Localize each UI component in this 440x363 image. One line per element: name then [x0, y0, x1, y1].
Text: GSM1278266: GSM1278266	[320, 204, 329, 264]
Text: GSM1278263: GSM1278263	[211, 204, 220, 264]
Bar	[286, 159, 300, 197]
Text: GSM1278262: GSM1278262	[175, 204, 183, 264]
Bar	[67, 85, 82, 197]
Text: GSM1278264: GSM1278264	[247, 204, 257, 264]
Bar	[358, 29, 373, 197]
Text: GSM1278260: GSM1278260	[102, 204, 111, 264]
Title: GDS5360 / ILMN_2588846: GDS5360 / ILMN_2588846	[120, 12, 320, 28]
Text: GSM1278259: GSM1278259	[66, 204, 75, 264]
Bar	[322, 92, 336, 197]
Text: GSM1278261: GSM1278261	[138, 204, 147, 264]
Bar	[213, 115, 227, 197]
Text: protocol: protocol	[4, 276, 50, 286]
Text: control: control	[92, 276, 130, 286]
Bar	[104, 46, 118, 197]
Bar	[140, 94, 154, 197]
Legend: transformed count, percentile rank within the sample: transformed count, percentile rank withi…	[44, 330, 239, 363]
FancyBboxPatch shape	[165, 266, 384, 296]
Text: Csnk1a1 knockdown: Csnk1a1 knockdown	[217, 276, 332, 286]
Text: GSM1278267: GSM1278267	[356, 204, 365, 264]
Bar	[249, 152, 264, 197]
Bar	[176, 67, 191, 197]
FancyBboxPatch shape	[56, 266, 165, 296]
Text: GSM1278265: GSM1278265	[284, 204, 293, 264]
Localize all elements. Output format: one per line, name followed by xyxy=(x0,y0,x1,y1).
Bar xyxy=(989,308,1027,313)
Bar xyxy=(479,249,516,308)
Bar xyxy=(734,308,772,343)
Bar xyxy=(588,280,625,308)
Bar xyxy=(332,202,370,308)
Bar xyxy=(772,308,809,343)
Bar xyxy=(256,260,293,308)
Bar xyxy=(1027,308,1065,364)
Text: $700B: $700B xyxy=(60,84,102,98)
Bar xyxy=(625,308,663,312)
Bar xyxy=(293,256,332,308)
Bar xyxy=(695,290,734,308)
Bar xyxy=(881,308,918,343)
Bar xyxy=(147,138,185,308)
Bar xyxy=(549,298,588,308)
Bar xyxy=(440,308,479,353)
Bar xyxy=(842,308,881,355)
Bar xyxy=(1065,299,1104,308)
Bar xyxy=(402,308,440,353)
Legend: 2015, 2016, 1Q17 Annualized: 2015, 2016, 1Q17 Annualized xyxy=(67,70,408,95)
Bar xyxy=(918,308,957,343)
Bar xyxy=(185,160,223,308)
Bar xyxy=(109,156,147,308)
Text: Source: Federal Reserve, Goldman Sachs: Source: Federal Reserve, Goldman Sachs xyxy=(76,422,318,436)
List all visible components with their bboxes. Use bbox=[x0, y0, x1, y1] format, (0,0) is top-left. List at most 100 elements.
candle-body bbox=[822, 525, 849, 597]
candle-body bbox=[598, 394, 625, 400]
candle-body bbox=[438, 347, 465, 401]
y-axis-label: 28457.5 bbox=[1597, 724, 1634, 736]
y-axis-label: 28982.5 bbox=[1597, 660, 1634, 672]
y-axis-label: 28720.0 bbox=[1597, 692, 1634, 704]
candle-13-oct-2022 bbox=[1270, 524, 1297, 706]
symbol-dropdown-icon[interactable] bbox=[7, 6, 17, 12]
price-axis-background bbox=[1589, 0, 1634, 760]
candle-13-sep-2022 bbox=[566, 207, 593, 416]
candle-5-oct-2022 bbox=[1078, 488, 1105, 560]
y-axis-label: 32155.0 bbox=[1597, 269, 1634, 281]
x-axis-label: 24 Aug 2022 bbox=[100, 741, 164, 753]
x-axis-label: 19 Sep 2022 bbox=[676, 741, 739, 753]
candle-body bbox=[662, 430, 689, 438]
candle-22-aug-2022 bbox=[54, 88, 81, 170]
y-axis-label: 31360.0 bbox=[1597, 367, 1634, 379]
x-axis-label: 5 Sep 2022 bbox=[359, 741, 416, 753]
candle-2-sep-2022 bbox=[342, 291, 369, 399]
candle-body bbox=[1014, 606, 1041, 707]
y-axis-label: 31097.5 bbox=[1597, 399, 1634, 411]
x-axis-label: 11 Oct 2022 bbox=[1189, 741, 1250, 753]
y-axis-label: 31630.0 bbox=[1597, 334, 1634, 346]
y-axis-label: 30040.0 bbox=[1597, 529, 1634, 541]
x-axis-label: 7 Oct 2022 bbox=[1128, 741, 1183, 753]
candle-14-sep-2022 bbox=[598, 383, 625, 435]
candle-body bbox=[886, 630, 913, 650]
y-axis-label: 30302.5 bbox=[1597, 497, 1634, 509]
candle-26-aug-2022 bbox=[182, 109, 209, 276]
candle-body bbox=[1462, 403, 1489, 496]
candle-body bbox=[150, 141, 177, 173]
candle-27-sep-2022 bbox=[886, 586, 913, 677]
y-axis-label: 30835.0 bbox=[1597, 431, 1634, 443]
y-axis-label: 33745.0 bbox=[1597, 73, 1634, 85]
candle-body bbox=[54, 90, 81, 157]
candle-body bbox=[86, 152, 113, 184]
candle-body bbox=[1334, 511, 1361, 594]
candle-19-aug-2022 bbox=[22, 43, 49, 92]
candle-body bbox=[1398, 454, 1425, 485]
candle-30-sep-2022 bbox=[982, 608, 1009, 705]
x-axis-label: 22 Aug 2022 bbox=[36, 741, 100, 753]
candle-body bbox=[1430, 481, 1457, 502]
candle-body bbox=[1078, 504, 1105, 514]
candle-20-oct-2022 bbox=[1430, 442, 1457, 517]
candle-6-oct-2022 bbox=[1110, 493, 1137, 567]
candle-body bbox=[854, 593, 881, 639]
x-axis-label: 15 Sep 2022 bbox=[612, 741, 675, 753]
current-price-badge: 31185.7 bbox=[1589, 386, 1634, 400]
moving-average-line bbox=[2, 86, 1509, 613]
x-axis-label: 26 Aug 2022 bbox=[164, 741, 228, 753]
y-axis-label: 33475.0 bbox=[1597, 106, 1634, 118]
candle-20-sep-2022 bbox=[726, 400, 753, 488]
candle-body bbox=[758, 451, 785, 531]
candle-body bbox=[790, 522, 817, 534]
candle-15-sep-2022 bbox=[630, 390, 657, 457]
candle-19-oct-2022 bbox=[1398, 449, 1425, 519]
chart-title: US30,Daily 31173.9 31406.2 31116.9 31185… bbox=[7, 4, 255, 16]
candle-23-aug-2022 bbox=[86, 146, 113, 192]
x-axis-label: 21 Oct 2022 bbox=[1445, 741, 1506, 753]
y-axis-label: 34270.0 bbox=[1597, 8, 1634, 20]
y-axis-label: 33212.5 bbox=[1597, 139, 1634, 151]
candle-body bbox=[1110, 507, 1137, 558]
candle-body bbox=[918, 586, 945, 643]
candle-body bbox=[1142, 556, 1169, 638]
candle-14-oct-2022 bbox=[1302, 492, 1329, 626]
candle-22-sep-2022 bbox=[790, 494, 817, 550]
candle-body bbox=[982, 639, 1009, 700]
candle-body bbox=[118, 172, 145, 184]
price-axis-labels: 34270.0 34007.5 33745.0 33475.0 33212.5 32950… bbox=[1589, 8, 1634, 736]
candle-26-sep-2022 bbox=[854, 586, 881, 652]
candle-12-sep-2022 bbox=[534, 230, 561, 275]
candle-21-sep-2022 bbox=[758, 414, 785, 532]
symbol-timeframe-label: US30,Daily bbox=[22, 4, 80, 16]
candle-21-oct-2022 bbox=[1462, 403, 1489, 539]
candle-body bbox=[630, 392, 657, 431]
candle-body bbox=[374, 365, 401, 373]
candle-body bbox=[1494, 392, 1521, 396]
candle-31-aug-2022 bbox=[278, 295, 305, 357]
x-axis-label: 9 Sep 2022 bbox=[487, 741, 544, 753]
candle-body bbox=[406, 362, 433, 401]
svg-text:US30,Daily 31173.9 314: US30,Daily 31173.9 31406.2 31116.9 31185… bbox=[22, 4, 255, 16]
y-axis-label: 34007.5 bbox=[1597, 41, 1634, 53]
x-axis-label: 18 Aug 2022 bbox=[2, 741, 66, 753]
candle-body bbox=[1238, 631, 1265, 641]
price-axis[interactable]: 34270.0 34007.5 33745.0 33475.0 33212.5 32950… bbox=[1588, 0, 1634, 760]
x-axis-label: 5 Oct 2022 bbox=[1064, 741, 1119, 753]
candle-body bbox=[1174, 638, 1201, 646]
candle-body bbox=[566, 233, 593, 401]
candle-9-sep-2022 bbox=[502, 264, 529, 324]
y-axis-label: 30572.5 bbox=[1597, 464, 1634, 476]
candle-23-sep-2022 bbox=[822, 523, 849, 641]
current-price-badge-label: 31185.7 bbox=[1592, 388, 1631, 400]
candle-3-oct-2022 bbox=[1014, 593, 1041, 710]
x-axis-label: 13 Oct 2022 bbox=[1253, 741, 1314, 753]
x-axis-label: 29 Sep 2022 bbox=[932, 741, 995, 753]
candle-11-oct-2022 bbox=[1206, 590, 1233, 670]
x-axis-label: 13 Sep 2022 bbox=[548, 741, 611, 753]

## WORK INSTRUCTIONS:
Switch "Localize" to "Locate" in the material above, starting at the first line and ending at the line that contains "115, 227, 197]". Give only those lines back, with everything else unchanged.

## EXERCISE SOLUTION:
Locate each UI component in this 440x363 image. One line per element: name then [x0, y0, x1, y1].
Text: GSM1278266: GSM1278266	[320, 204, 329, 264]
Text: GSM1278263: GSM1278263	[211, 204, 220, 264]
Bar	[286, 159, 300, 197]
Text: GSM1278262: GSM1278262	[175, 204, 183, 264]
Bar	[67, 85, 82, 197]
Text: GSM1278264: GSM1278264	[247, 204, 257, 264]
Bar	[358, 29, 373, 197]
Text: GSM1278260: GSM1278260	[102, 204, 111, 264]
Title: GDS5360 / ILMN_2588846: GDS5360 / ILMN_2588846	[120, 12, 320, 28]
Text: GSM1278259: GSM1278259	[66, 204, 75, 264]
Bar	[322, 92, 336, 197]
Text: GSM1278261: GSM1278261	[138, 204, 147, 264]
Bar	[213, 115, 227, 197]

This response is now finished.